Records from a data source
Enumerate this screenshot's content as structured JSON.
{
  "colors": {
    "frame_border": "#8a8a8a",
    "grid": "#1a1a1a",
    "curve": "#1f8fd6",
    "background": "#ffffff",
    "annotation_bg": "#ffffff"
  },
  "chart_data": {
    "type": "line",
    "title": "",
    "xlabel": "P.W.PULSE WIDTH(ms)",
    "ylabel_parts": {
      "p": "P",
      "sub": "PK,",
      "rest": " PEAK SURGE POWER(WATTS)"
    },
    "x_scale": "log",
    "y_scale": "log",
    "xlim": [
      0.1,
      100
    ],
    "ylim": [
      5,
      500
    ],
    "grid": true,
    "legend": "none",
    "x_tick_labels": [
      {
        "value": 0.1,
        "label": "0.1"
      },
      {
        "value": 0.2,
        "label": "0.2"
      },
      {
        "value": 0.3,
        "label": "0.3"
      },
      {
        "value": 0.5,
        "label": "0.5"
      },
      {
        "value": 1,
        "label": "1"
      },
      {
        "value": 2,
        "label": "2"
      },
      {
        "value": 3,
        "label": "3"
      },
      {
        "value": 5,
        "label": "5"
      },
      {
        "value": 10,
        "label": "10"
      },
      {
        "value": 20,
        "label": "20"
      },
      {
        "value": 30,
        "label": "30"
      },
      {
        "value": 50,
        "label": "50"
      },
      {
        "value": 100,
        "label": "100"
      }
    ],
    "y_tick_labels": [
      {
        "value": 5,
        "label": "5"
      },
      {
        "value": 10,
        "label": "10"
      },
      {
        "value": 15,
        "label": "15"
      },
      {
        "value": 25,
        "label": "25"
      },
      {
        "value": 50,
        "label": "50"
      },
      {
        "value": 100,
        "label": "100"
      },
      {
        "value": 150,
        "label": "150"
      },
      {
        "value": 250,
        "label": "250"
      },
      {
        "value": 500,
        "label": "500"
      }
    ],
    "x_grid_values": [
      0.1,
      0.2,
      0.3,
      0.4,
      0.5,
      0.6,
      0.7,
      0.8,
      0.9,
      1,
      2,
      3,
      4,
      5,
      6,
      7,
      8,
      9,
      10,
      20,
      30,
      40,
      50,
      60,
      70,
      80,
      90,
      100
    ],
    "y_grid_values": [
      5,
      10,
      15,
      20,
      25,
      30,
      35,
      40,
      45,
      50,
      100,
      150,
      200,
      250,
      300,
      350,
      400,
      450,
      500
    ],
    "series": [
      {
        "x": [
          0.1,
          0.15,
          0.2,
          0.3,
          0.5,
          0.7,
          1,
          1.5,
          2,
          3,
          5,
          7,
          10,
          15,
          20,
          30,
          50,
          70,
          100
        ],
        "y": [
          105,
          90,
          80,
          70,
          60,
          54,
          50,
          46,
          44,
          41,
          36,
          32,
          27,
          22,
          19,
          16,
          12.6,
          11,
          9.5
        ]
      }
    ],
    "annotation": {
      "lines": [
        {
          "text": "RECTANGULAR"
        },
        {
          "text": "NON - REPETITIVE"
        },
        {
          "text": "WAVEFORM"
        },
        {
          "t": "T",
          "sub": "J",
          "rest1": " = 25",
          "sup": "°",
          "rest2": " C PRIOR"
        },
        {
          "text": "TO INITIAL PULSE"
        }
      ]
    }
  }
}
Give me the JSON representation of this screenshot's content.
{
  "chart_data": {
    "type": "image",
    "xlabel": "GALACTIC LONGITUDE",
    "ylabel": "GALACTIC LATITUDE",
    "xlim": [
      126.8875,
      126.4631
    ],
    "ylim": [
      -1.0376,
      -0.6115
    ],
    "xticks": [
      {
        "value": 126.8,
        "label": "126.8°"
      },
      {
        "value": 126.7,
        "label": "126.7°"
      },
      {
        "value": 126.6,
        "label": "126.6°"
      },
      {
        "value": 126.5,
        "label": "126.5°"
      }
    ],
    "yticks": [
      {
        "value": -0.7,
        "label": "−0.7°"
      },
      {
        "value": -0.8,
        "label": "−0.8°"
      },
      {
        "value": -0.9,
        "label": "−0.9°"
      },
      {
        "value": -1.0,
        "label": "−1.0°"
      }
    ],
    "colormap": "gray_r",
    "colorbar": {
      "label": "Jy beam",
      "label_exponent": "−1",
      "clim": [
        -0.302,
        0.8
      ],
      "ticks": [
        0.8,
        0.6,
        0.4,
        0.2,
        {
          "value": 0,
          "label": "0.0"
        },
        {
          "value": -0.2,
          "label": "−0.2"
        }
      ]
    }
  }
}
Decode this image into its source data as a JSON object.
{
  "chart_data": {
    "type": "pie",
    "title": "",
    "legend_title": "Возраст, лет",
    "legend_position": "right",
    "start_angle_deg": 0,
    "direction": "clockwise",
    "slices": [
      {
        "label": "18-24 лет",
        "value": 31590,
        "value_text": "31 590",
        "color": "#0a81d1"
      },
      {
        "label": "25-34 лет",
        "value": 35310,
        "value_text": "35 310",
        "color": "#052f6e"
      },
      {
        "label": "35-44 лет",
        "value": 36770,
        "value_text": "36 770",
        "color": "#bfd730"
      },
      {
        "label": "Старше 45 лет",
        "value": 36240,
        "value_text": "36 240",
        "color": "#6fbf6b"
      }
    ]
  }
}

▶ **WHAT NEEDS TO BE DONE**:
Copy every line from the entries that contains the word "PULSE".

▶ **ANSWER TO THE TASK**:
    "xlabel": "P.W.PULSE WIDTH(ms)",
          "text": "TO INITIAL PULSE"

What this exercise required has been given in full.